Task data -
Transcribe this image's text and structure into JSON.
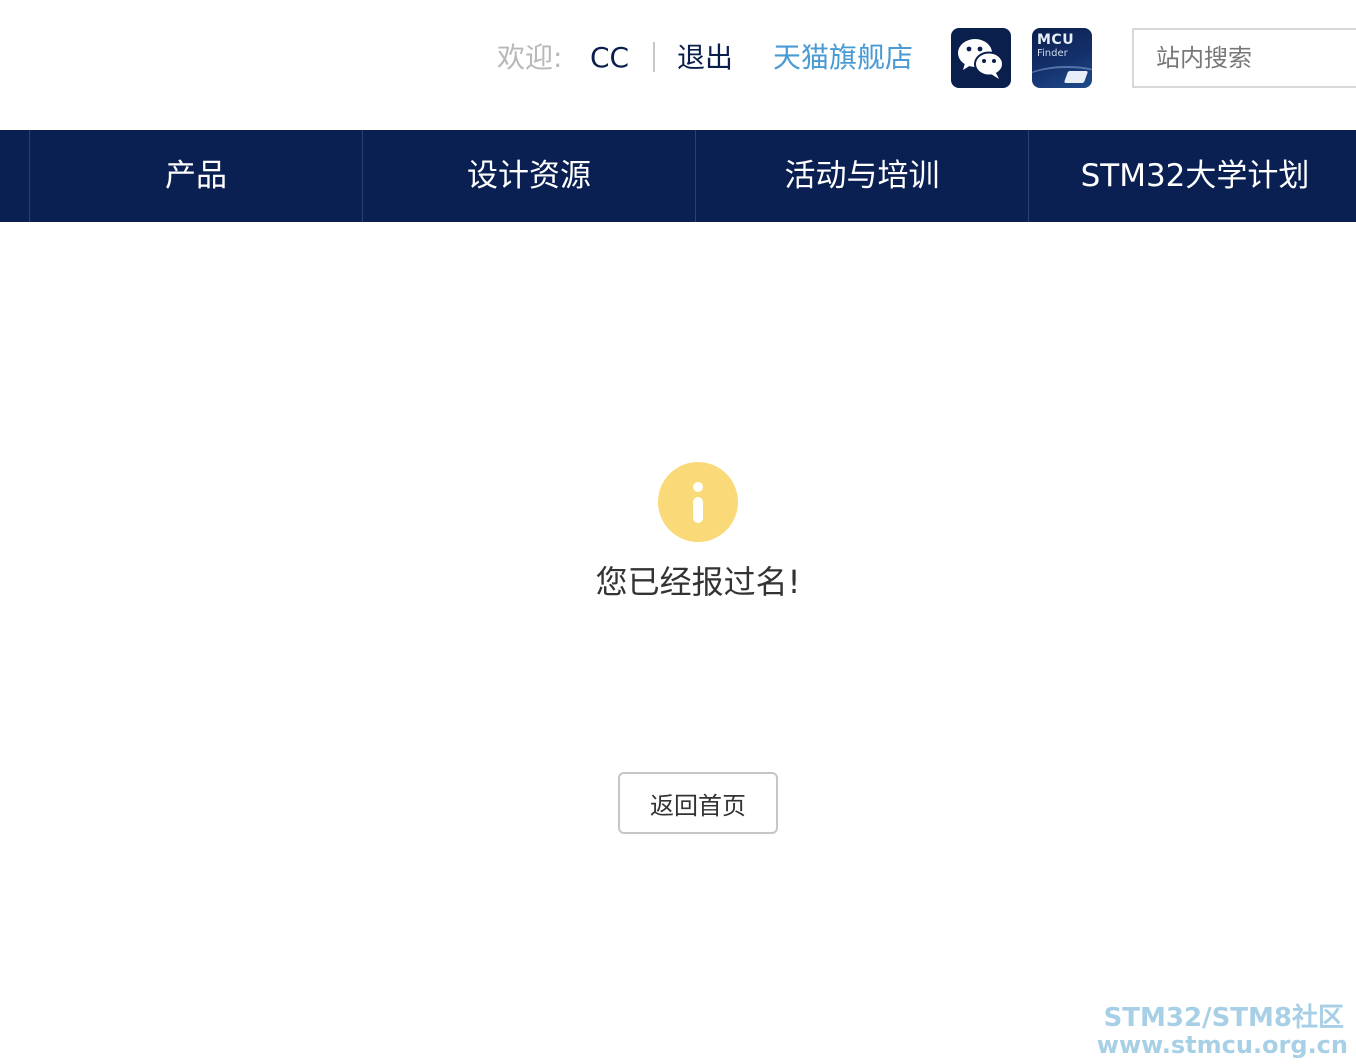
{
  "header": {
    "welcome_label": "欢迎:",
    "username": "CC",
    "logout_label": "退出",
    "tmall_store_label": "天猫旗舰店",
    "wechat_icon": "wechat-icon",
    "mcu_finder": {
      "line1": "MCU",
      "line2": "Finder"
    },
    "search": {
      "placeholder": "站内搜索"
    }
  },
  "nav": {
    "items": [
      {
        "label": "产品"
      },
      {
        "label": "设计资源"
      },
      {
        "label": "活动与培训"
      },
      {
        "label": "STM32大学计划"
      }
    ]
  },
  "main": {
    "status_icon": "info-icon",
    "message": "您已经报过名!",
    "home_button_label": "返回首页"
  },
  "watermark": {
    "line1": "STM32/STM8社区",
    "line2": "www.stmcu.org.cn"
  },
  "colors": {
    "nav_background": "#0a1f52",
    "info_icon": "#fad978",
    "link_blue": "#4a9ad4"
  }
}
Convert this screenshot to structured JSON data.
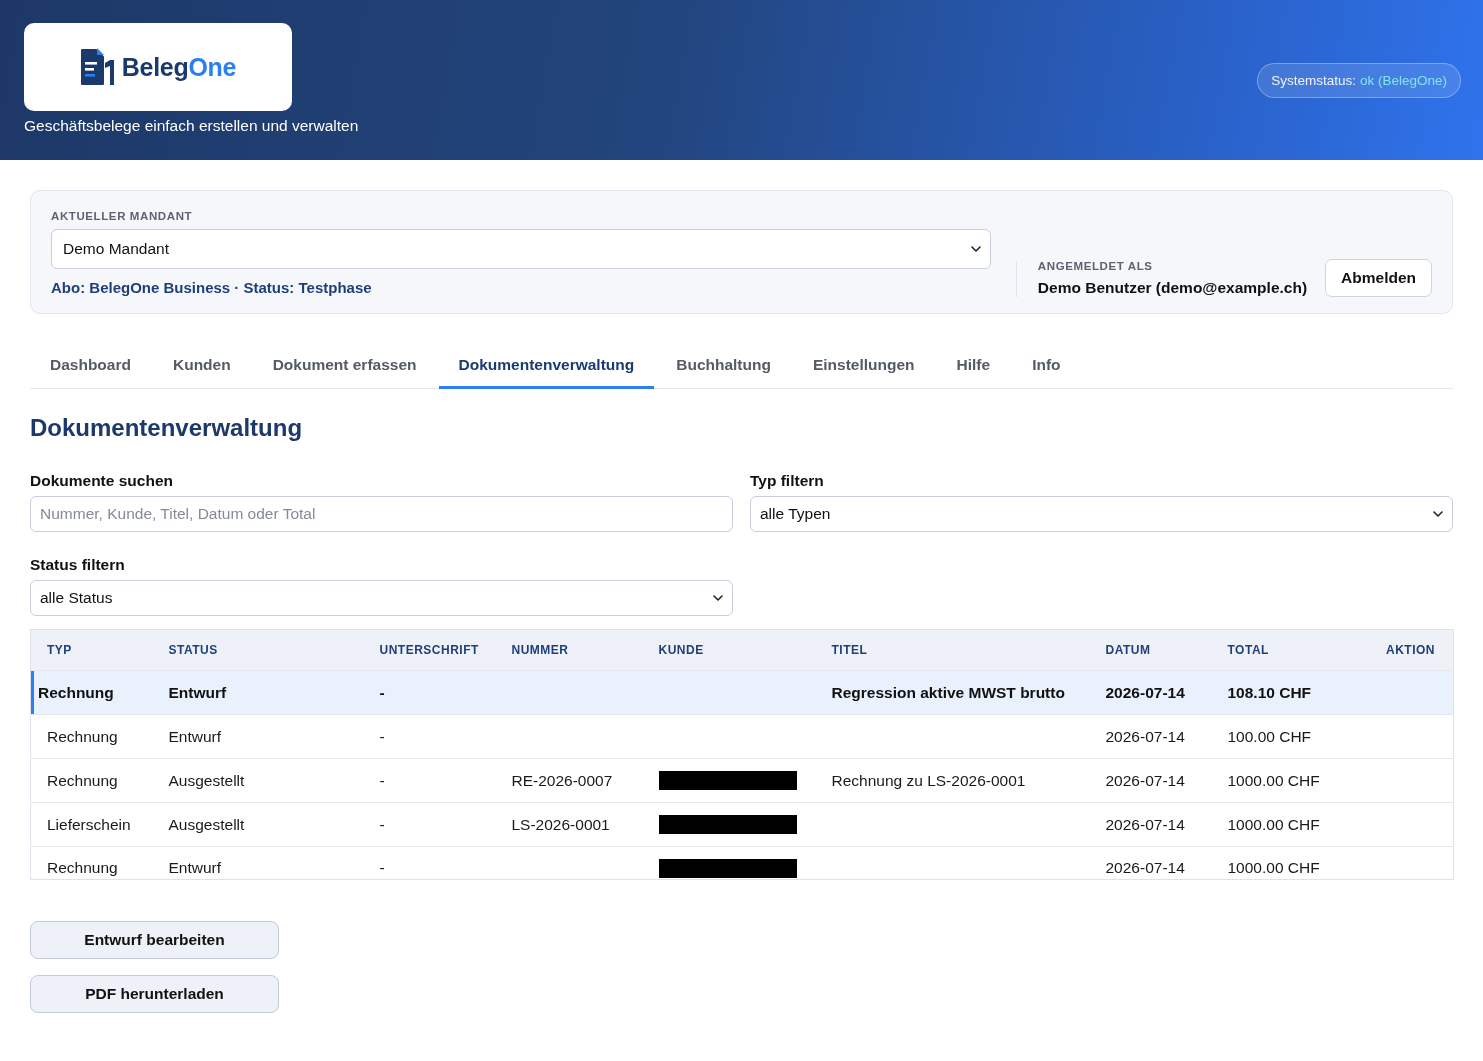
{
  "header": {
    "logo": {
      "parts": [
        {
          "text": "Beleg",
          "color": "#1b3a6b"
        },
        {
          "text": "One",
          "color": "#2b7ff0"
        }
      ]
    },
    "tagline": "Geschäftsbelege einfach erstellen und verwalten",
    "system_status": {
      "label": "Systemstatus:",
      "value": "ok (BelegOne)",
      "healthy": true
    }
  },
  "tenant_panel": {
    "label": "AKTUELLER MANDANT",
    "tenant_select": {
      "value": "Demo Mandant"
    },
    "subscription": "Abo: BelegOne Business · Status: Testphase",
    "user_label": "ANGEMELDET ALS",
    "user": "Demo Benutzer (demo@example.ch)",
    "logout_button": "Abmelden"
  },
  "tabs": [
    {
      "label": "Dashboard",
      "selected": false
    },
    {
      "label": "Kunden",
      "selected": false
    },
    {
      "label": "Dokument erfassen",
      "selected": false
    },
    {
      "label": "Dokumentenverwaltung",
      "selected": true
    },
    {
      "label": "Buchhaltung",
      "selected": false
    },
    {
      "label": "Einstellungen",
      "selected": false
    },
    {
      "label": "Hilfe",
      "selected": false
    },
    {
      "label": "Info",
      "selected": false
    }
  ],
  "page_title": "Dokumentenverwaltung",
  "filters": [
    {
      "kind": "search",
      "label": "Dokumente suchen",
      "placeholder": "Nummer, Kunde, Titel, Datum oder Total"
    },
    {
      "kind": "select",
      "label": "Typ filtern",
      "value": "alle Typen"
    },
    {
      "kind": "select",
      "label": "Status filtern",
      "value": "alle Status"
    }
  ],
  "table": {
    "columns": [
      "TYP",
      "STATUS",
      "UNTERSCHRIFT",
      "NUMMER",
      "KUNDE",
      "TITEL",
      "DATUM",
      "TOTAL",
      "AKTION"
    ],
    "rows": [
      {
        "selected": true,
        "typ": "Rechnung",
        "status": "Entwurf",
        "unterschrift": "-",
        "kunde_redacted": false,
        "titel": "Regression aktive MWST brutto",
        "datum": "2026-07-14",
        "total": "108.10 CHF"
      },
      {
        "selected": false,
        "typ": "Rechnung",
        "status": "Entwurf",
        "unterschrift": "-",
        "kunde_redacted": false,
        "datum": "2026-07-14",
        "total": "100.00 CHF"
      },
      {
        "selected": false,
        "typ": "Rechnung",
        "status": "Ausgestellt",
        "unterschrift": "-",
        "nummer": "RE-2026-0007",
        "kunde_redacted": true,
        "titel": "Rechnung zu LS-2026-0001",
        "datum": "2026-07-14",
        "total": "1000.00 CHF"
      },
      {
        "selected": false,
        "typ": "Lieferschein",
        "status": "Ausgestellt",
        "unterschrift": "-",
        "nummer": "LS-2026-0001",
        "kunde_redacted": true,
        "datum": "2026-07-14",
        "total": "1000.00 CHF"
      },
      {
        "selected": false,
        "typ": "Rechnung",
        "status": "Entwurf",
        "unterschrift": "-",
        "kunde_redacted": true,
        "datum": "2026-07-14",
        "total": "1000.00 CHF"
      }
    ]
  },
  "actions": [
    "Entwurf bearbeiten",
    "PDF herunterladen"
  ]
}
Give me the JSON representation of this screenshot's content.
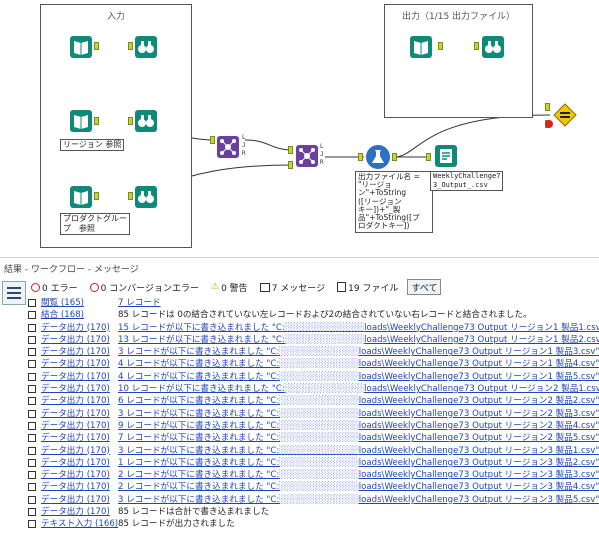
{
  "canvas": {
    "input_container": {
      "title": "入力"
    },
    "output_container": {
      "title": "出力（1/15 出力ファイル）"
    },
    "notes": {
      "region_ref": "リージョン 参照",
      "product_ref": "プロダクトグルー\nプ　参照",
      "formula": "出力ファイル名 =\n\"リージョ\nン\"+ToString\n([リージョン\nキー])+\"_製\n品\"+ToString([プ\nロダクトキー])",
      "output_file": "WeeklyChallenge7\n3_Output_.csv"
    },
    "join_anchors": [
      "L",
      "J",
      "R"
    ],
    "input_anchors": [
      "L",
      "R"
    ]
  },
  "panel": {
    "title": "結果 - ワークフロー - メッセージ",
    "toolbar": {
      "errors": "0 エラー",
      "conversion_errors": "0 コンバージョンエラー",
      "warnings": "0 警告",
      "messages": "7 メッセージ",
      "files": "19 ファイル",
      "all": "すべて"
    },
    "rows": [
      {
        "src": "閲覧 (165)",
        "msg": "7 レコード",
        "link": true
      },
      {
        "src": "結合 (168)",
        "msg": "85 レコードは 0の結合されていない左レコードおよび2の結合されていない右レコードと結合されました。",
        "link": false
      },
      {
        "src": "データ出力 (170)",
        "pre": "15 レコードが以下に書き込まれました \"C:",
        "post": "loads\\WeeklyChallenge73 Output リージョン1 製品1.csv\"",
        "link": true
      },
      {
        "src": "データ出力 (170)",
        "pre": "13 レコードが以下に書き込まれました \"C:",
        "post": "loads\\WeeklyChallenge73 Output リージョン1 製品2.csv\"",
        "link": true
      },
      {
        "src": "データ出力 (170)",
        "pre": "3 レコードが以下に書き込まれました \"C:",
        "post": "loads\\WeeklyChallenge73 Output リージョン1 製品3.csv\"",
        "link": true
      },
      {
        "src": "データ出力 (170)",
        "pre": "4 レコードが以下に書き込まれました \"C:",
        "post": "loads\\WeeklyChallenge73 Output リージョン1 製品4.csv\"",
        "link": true
      },
      {
        "src": "データ出力 (170)",
        "pre": "4 レコードが以下に書き込まれました \"C:",
        "post": "loads\\WeeklyChallenge73 Output リージョン1 製品5.csv\"",
        "link": true
      },
      {
        "src": "データ出力 (170)",
        "pre": "10 レコードが以下に書き込まれました \"C:",
        "post": "loads\\WeeklyChallenge73 Output リージョン2 製品1.csv\"",
        "link": true
      },
      {
        "src": "データ出力 (170)",
        "pre": "6 レコードが以下に書き込まれました \"C:",
        "post": "loads\\WeeklyChallenge73 Output リージョン2 製品2.csv\"",
        "link": true
      },
      {
        "src": "データ出力 (170)",
        "pre": "3 レコードが以下に書き込まれました \"C:",
        "post": "loads\\WeeklyChallenge73 Output リージョン2 製品3.csv\"",
        "link": true
      },
      {
        "src": "データ出力 (170)",
        "pre": "9 レコードが以下に書き込まれました \"C:",
        "post": "loads\\WeeklyChallenge73 Output リージョン2 製品4.csv\"",
        "link": true
      },
      {
        "src": "データ出力 (170)",
        "pre": "7 レコードが以下に書き込まれました \"C:",
        "post": "loads\\WeeklyChallenge73 Output リージョン2 製品5.csv\"",
        "link": true
      },
      {
        "src": "データ出力 (170)",
        "pre": "3 レコードが以下に書き込まれました \"C:",
        "post": "loads\\WeeklyChallenge73 Output リージョン3 製品1.csv\"",
        "link": true
      },
      {
        "src": "データ出力 (170)",
        "pre": "1 レコードが以下に書き込まれました \"C:",
        "post": "loads\\WeeklyChallenge73 Output リージョン3 製品2.csv\"",
        "link": true
      },
      {
        "src": "データ出力 (170)",
        "pre": "2 レコードが以下に書き込まれました \"C:",
        "post": "loads\\WeeklyChallenge73 Output リージョン3 製品3.csv\"",
        "link": true
      },
      {
        "src": "データ出力 (170)",
        "pre": "2 レコードが以下に書き込まれました \"C:",
        "post": "loads\\WeeklyChallenge73 Output リージョン3 製品4.csv\"",
        "link": true
      },
      {
        "src": "データ出力 (170)",
        "pre": "3 レコードが以下に書き込まれました \"C:",
        "post": "loads\\WeeklyChallenge73 Output リージョン3 製品5.csv\"",
        "link": true
      },
      {
        "src": "データ出力 (170)",
        "msg": "85 レコードは合計で書き込まれました",
        "link": false
      },
      {
        "src": "テキスト入力 (166)",
        "msg": "85 レコードが出力されました",
        "link": false
      }
    ]
  }
}
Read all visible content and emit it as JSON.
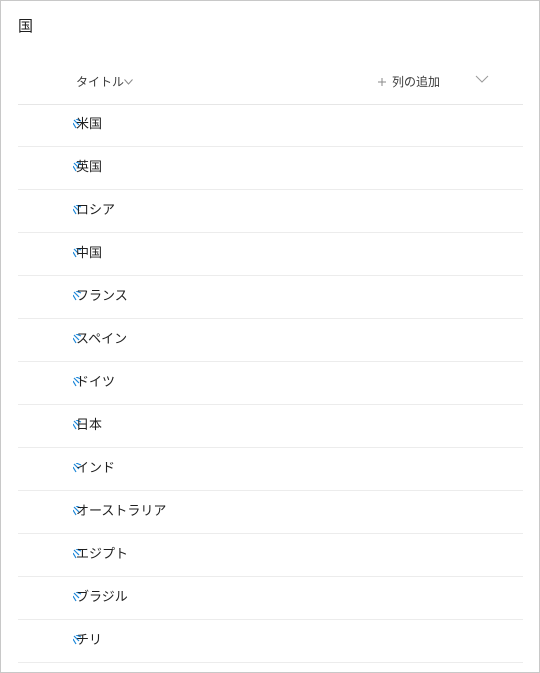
{
  "list": {
    "title": "国"
  },
  "columns": {
    "title_label": "タイトル",
    "add_column_label": "列の追加"
  },
  "icons": {
    "new_item": "new-item-sparkle-icon",
    "sort": "chevron-down-icon",
    "add": "plus-icon"
  },
  "colors": {
    "sparkle": "#1a86d9",
    "divider": "#ececec",
    "muted_icon": "#a0a0a0"
  },
  "rows": [
    {
      "title": "米国"
    },
    {
      "title": "英国"
    },
    {
      "title": "ロシア"
    },
    {
      "title": "中国"
    },
    {
      "title": "フランス"
    },
    {
      "title": "スペイン"
    },
    {
      "title": "ドイツ"
    },
    {
      "title": "日本"
    },
    {
      "title": "インド"
    },
    {
      "title": "オーストラリア"
    },
    {
      "title": "エジプト"
    },
    {
      "title": "ブラジル"
    },
    {
      "title": "チリ"
    }
  ]
}
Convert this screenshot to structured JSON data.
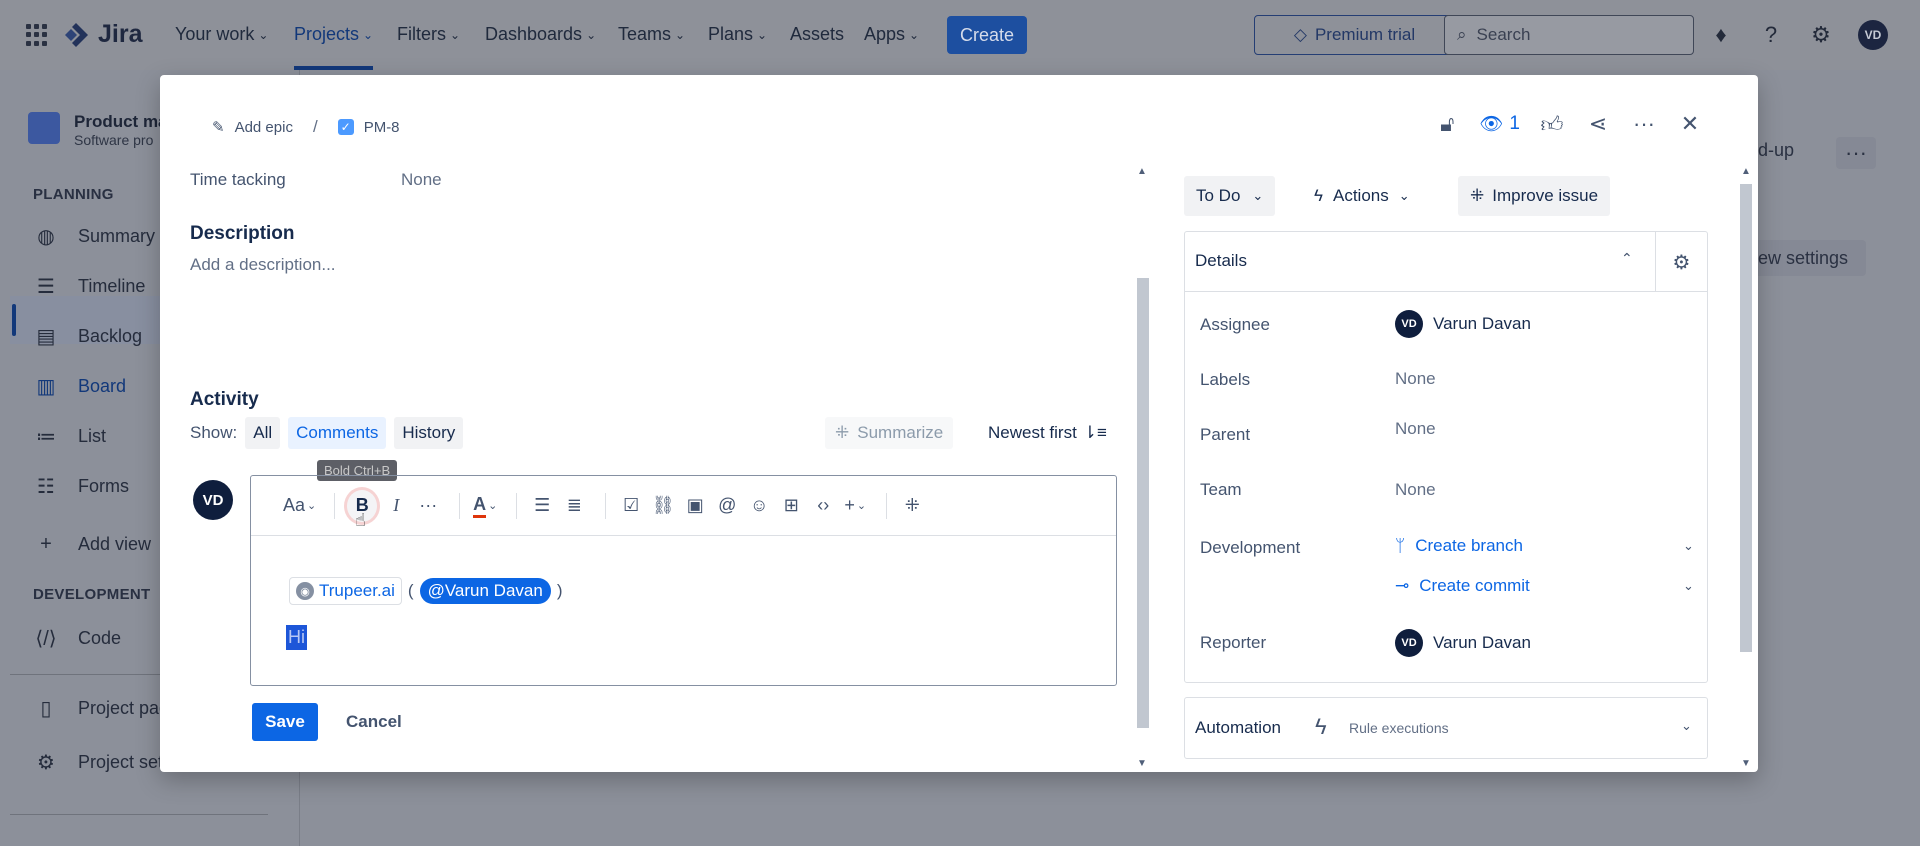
{
  "topnav": {
    "logo_text": "Jira",
    "items": [
      {
        "label": "Your work"
      },
      {
        "label": "Projects"
      },
      {
        "label": "Filters"
      },
      {
        "label": "Dashboards"
      },
      {
        "label": "Teams"
      },
      {
        "label": "Plans"
      },
      {
        "label": "Assets"
      },
      {
        "label": "Apps"
      }
    ],
    "create_label": "Create",
    "premium_label": "Premium trial",
    "search_placeholder": "Search",
    "avatar_initials": "VD"
  },
  "sidebar": {
    "project_name": "Product ma",
    "project_type": "Software pro",
    "planning_label": "PLANNING",
    "planning_items": [
      {
        "label": "Summary",
        "icon": "globe-icon"
      },
      {
        "label": "Timeline",
        "icon": "timeline-icon"
      },
      {
        "label": "Backlog",
        "icon": "backlog-icon"
      },
      {
        "label": "Board",
        "icon": "board-icon"
      },
      {
        "label": "List",
        "icon": "list-icon"
      },
      {
        "label": "Forms",
        "icon": "forms-icon"
      }
    ],
    "add_view_label": "Add view",
    "development_label": "DEVELOPMENT",
    "code_label": "Code",
    "project_pages_label": "Project pag",
    "project_settings_label": "Project sett"
  },
  "background_right": {
    "standup_text": "nd-up",
    "settings_text": "iew settings"
  },
  "modal": {
    "breadcrumb": {
      "add_epic": "Add epic",
      "separator": "/",
      "issue_key": "PM-8"
    },
    "watch_count": "1",
    "time_tracking_label": "Time tacking",
    "time_tracking_value": "None",
    "description_heading": "Description",
    "description_placeholder": "Add a description...",
    "activity_heading": "Activity",
    "show_label": "Show:",
    "filters": [
      {
        "label": "All"
      },
      {
        "label": "Comments"
      },
      {
        "label": "History"
      }
    ],
    "summarize_label": "Summarize",
    "sort_label": "Newest first",
    "commenter_initials": "VD",
    "tooltip": "Bold Ctrl+B",
    "editor": {
      "text_style_label": "Aa",
      "bold_label": "B",
      "italic_label": "I",
      "more_label": "···",
      "color_label": "A",
      "chip_label": "Trupeer.ai",
      "paren_open": "(",
      "mention_label": "@Varun Davan",
      "paren_close": ")",
      "selected_text": "Hi"
    },
    "save_label": "Save",
    "cancel_label": "Cancel",
    "status_label": "To Do",
    "actions_label": "Actions",
    "improve_label": "Improve issue",
    "details": {
      "title": "Details",
      "assignee_label": "Assignee",
      "assignee_initials": "VD",
      "assignee_name": "Varun Davan",
      "labels_label": "Labels",
      "labels_value": "None",
      "parent_label": "Parent",
      "parent_value": "None",
      "team_label": "Team",
      "team_value": "None",
      "development_label": "Development",
      "create_branch": "Create branch",
      "create_commit": "Create commit",
      "reporter_label": "Reporter",
      "reporter_initials": "VD",
      "reporter_name": "Varun Davan"
    },
    "automation": {
      "title": "Automation",
      "subtitle": "Rule executions"
    }
  },
  "colors": {
    "brand_blue": "#0c66e4",
    "overlay": "#8c909a"
  }
}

Task brief -
Where a line above holds the string "sparkle", show that line.

Completed task -
    "new_item": "new-item-sparkle-icon",
    "sparkle": "#1a86d9",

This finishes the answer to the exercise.